> **What you will do**
Gather all lines from the material that contain "like".

> **Material for this exercise**
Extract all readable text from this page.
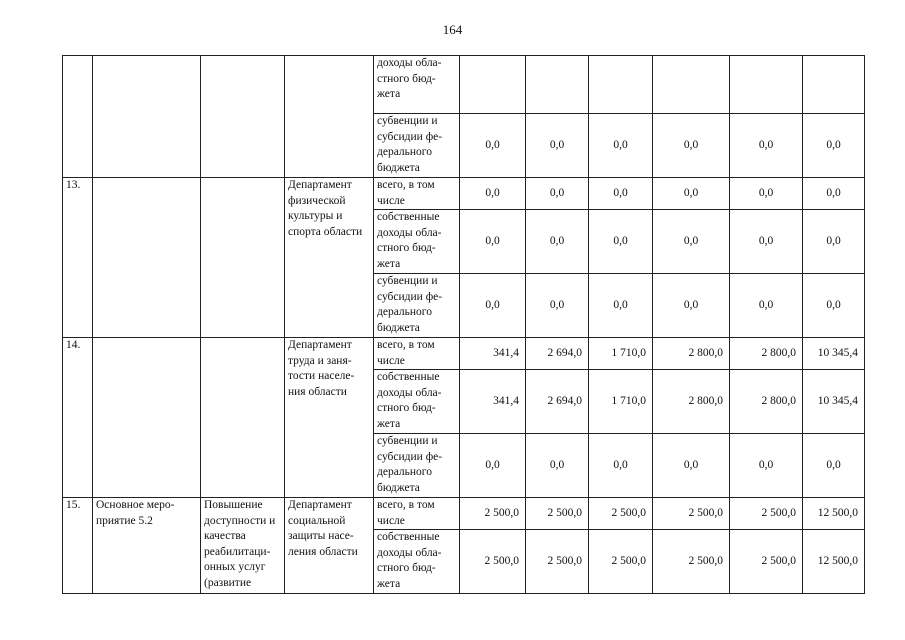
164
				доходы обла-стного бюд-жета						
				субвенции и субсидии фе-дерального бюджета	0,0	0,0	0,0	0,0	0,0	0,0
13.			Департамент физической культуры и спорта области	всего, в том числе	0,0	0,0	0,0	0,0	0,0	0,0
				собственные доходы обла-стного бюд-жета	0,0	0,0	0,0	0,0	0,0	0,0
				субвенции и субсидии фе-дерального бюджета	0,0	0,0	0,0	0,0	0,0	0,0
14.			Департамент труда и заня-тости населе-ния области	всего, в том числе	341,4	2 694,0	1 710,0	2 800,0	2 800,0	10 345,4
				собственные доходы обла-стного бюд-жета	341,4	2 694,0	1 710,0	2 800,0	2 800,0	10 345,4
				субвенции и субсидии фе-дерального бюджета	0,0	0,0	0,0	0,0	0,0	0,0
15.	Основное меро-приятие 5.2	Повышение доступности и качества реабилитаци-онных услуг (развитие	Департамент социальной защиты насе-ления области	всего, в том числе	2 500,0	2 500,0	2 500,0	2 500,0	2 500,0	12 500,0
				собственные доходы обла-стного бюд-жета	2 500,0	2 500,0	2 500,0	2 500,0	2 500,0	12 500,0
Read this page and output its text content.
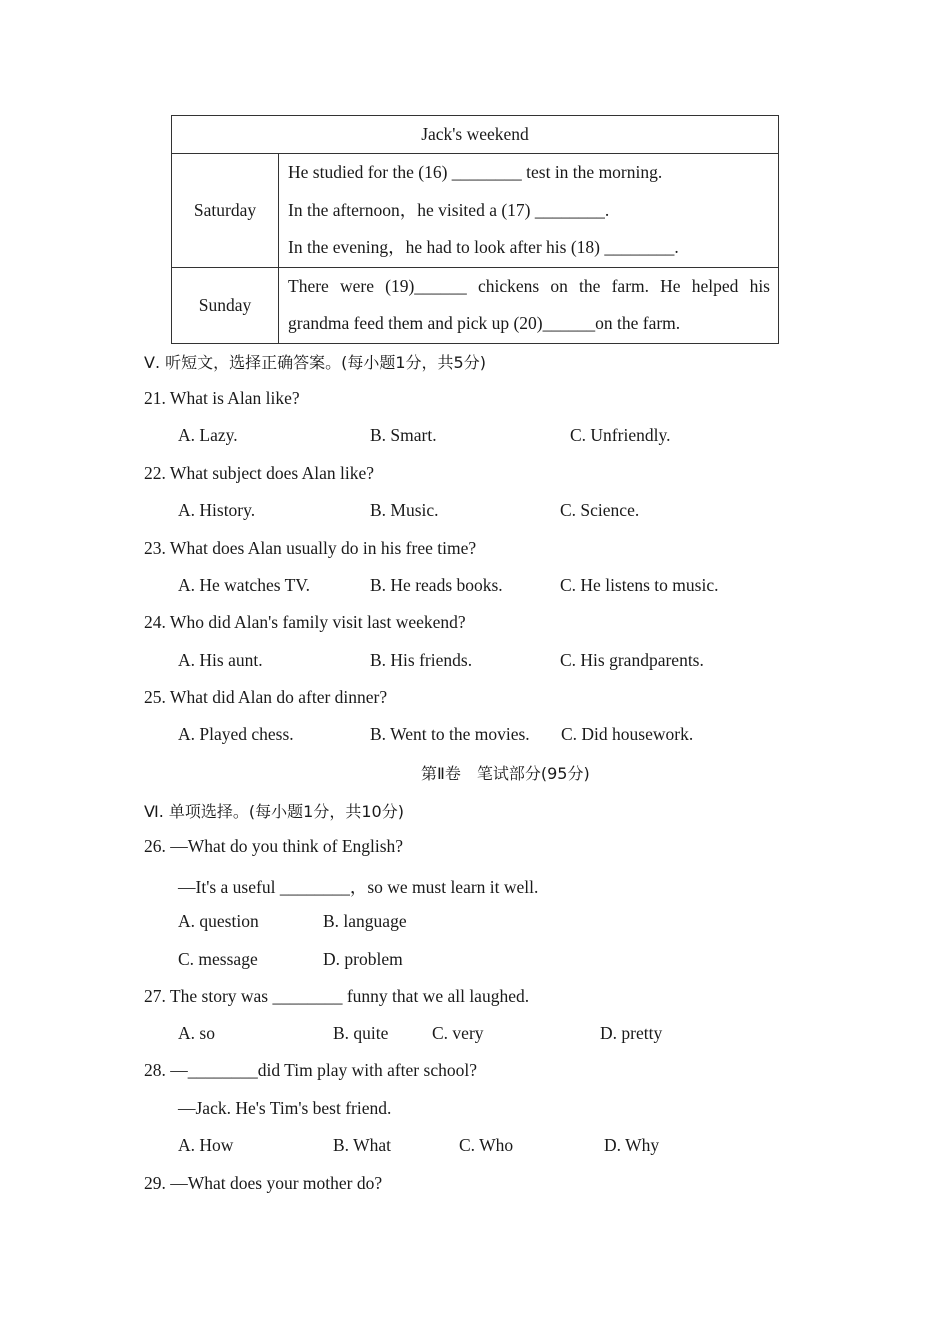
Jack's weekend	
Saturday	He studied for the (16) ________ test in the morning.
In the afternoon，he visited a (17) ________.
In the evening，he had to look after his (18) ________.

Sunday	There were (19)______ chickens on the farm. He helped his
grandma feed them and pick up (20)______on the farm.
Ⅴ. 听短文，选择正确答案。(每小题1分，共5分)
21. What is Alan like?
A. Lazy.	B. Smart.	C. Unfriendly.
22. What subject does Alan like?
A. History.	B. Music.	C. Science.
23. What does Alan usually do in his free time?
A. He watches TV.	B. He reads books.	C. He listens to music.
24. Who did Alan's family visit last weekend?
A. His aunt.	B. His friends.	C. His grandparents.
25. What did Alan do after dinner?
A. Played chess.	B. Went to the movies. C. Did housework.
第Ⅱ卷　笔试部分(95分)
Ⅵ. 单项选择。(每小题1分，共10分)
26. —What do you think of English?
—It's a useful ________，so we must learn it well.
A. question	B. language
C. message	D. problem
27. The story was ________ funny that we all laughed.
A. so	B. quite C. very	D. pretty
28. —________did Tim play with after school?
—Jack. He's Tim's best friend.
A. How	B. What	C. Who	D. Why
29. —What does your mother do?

> **Answer in full**
21. What is Alan like?
22. What subject does Alan like?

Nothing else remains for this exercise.